**GIVEN PROBLEM**.
Rewrite the lines below so that "Globular" is replaced by "Spherical" wherever it occurs. Leave everything else as it is.

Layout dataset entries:
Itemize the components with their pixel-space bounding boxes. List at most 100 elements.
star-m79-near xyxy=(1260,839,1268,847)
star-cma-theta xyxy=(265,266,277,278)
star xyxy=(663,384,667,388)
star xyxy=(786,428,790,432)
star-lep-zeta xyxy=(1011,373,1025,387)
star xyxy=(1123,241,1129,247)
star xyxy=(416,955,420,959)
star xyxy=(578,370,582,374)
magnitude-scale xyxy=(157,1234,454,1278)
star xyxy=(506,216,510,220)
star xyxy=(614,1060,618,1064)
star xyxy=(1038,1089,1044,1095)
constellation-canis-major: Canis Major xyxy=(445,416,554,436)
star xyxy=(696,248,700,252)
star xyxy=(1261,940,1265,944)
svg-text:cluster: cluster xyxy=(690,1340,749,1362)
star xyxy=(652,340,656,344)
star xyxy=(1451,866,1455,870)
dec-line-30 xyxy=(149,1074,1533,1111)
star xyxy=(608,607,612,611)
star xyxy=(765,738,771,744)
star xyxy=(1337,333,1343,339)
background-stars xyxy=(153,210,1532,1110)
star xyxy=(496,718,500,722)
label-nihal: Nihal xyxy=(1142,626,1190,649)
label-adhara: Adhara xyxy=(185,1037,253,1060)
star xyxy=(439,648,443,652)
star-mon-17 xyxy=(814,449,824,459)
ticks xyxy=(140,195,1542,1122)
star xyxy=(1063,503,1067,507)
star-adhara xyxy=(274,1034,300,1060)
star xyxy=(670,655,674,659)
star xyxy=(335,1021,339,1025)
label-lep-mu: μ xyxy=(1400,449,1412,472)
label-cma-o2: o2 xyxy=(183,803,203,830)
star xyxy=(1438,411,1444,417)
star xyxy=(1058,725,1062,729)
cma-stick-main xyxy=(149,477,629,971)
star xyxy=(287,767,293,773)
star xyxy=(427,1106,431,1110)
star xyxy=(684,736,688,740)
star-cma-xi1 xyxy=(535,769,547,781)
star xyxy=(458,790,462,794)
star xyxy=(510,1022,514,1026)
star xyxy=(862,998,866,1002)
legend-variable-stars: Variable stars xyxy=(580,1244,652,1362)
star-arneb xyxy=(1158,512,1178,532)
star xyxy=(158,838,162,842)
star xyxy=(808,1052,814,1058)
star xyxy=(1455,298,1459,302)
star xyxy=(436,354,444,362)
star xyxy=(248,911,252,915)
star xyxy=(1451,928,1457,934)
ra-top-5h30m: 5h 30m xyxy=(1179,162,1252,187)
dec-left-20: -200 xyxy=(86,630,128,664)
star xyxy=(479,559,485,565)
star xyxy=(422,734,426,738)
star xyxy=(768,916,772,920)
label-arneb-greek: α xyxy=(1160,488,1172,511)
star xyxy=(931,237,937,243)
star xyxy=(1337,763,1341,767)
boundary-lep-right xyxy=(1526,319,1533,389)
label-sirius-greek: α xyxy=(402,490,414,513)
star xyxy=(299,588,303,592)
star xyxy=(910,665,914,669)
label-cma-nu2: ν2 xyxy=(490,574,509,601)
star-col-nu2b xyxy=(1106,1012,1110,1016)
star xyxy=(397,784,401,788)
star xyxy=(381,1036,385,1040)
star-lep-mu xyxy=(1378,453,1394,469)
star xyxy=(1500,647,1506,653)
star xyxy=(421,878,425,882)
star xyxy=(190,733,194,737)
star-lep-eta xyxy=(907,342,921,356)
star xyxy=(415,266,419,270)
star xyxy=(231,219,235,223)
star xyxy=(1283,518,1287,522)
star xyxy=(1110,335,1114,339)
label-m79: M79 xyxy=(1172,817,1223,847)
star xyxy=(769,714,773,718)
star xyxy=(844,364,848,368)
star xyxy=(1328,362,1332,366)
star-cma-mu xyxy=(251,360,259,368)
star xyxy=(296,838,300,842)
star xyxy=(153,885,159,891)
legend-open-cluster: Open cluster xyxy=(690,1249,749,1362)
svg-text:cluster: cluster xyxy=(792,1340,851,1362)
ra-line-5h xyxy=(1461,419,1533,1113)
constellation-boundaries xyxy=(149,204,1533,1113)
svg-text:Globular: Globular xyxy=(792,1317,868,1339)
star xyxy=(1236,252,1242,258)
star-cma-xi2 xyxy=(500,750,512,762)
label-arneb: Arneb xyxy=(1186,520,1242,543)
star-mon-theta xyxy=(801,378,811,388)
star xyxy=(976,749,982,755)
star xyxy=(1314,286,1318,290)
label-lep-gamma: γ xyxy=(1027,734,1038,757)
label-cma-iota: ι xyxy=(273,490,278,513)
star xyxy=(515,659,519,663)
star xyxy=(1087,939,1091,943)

**OUTPUT OF THE TASK**.
Itemize the components with their pixel-space bounding boxes. List at most 100 elements.
star-m79-near xyxy=(1260,839,1268,847)
star-cma-theta xyxy=(265,266,277,278)
star xyxy=(663,384,667,388)
star xyxy=(786,428,790,432)
star-lep-zeta xyxy=(1011,373,1025,387)
star xyxy=(1123,241,1129,247)
star xyxy=(416,955,420,959)
star xyxy=(578,370,582,374)
magnitude-scale xyxy=(157,1234,454,1278)
star xyxy=(506,216,510,220)
star xyxy=(614,1060,618,1064)
star xyxy=(1038,1089,1044,1095)
constellation-canis-major: Canis Major xyxy=(445,416,554,436)
star xyxy=(696,248,700,252)
star xyxy=(1261,940,1265,944)
svg-text:cluster: cluster xyxy=(690,1340,749,1362)
star xyxy=(652,340,656,344)
star xyxy=(1451,866,1455,870)
dec-line-30 xyxy=(149,1074,1533,1111)
star xyxy=(608,607,612,611)
star xyxy=(765,738,771,744)
star xyxy=(1337,333,1343,339)
background-stars xyxy=(153,210,1532,1110)
star xyxy=(496,718,500,722)
label-nihal: Nihal xyxy=(1142,626,1190,649)
label-adhara: Adhara xyxy=(185,1037,253,1060)
star xyxy=(439,648,443,652)
star-mon-17 xyxy=(814,449,824,459)
ticks xyxy=(140,195,1542,1122)
star xyxy=(1063,503,1067,507)
star-adhara xyxy=(274,1034,300,1060)
star xyxy=(670,655,674,659)
star xyxy=(335,1021,339,1025)
label-lep-mu: μ xyxy=(1400,449,1412,472)
label-cma-o2: o2 xyxy=(183,803,203,830)
star xyxy=(1438,411,1444,417)
star xyxy=(1058,725,1062,729)
cma-stick-main xyxy=(149,477,629,971)
star xyxy=(287,767,293,773)
star xyxy=(427,1106,431,1110)
star xyxy=(684,736,688,740)
star-cma-xi1 xyxy=(535,769,547,781)
star xyxy=(458,790,462,794)
star xyxy=(510,1022,514,1026)
star xyxy=(862,998,866,1002)
legend-variable-stars: Variable stars xyxy=(580,1244,652,1362)
star-arneb xyxy=(1158,512,1178,532)
star xyxy=(158,838,162,842)
star xyxy=(808,1052,814,1058)
star xyxy=(1455,298,1459,302)
star xyxy=(436,354,444,362)
star xyxy=(248,911,252,915)
star xyxy=(1451,928,1457,934)
ra-top-5h30m: 5h 30m xyxy=(1179,162,1252,187)
dec-left-20: -200 xyxy=(86,630,128,664)
star xyxy=(479,559,485,565)
star xyxy=(422,734,426,738)
star xyxy=(768,916,772,920)
label-arneb-greek: α xyxy=(1160,488,1172,511)
star xyxy=(931,237,937,243)
star xyxy=(1337,763,1341,767)
boundary-lep-right xyxy=(1526,319,1533,389)
label-sirius-greek: α xyxy=(402,490,414,513)
star xyxy=(299,588,303,592)
star xyxy=(910,665,914,669)
label-cma-nu2: ν2 xyxy=(490,574,509,601)
star-col-nu2b xyxy=(1106,1012,1110,1016)
star xyxy=(397,784,401,788)
star xyxy=(381,1036,385,1040)
star-lep-mu xyxy=(1378,453,1394,469)
star xyxy=(1500,647,1506,653)
star xyxy=(421,878,425,882)
star xyxy=(190,733,194,737)
star-lep-eta xyxy=(907,342,921,356)
star xyxy=(415,266,419,270)
star xyxy=(231,219,235,223)
star xyxy=(1283,518,1287,522)
star xyxy=(1110,335,1114,339)
label-m79: M79 xyxy=(1172,817,1223,847)
star xyxy=(769,714,773,718)
star xyxy=(844,364,848,368)
star xyxy=(1328,362,1332,366)
star-cma-mu xyxy=(251,360,259,368)
star xyxy=(296,838,300,842)
star xyxy=(153,885,159,891)
legend-open-cluster: Open cluster xyxy=(690,1249,749,1362)
svg-text:cluster: cluster xyxy=(792,1340,851,1362)
ra-line-5h xyxy=(1461,419,1533,1113)
constellation-boundaries xyxy=(149,204,1533,1113)
svg-text:Spherical: Spherical xyxy=(792,1317,868,1339)
star xyxy=(1236,252,1242,258)
star-cma-xi2 xyxy=(500,750,512,762)
label-arneb: Arneb xyxy=(1186,520,1242,543)
star-mon-theta xyxy=(801,378,811,388)
star xyxy=(976,749,982,755)
star xyxy=(1314,286,1318,290)
label-lep-gamma: γ xyxy=(1027,734,1038,757)
label-cma-iota: ι xyxy=(273,490,278,513)
star xyxy=(515,659,519,663)
star xyxy=(1087,939,1091,943)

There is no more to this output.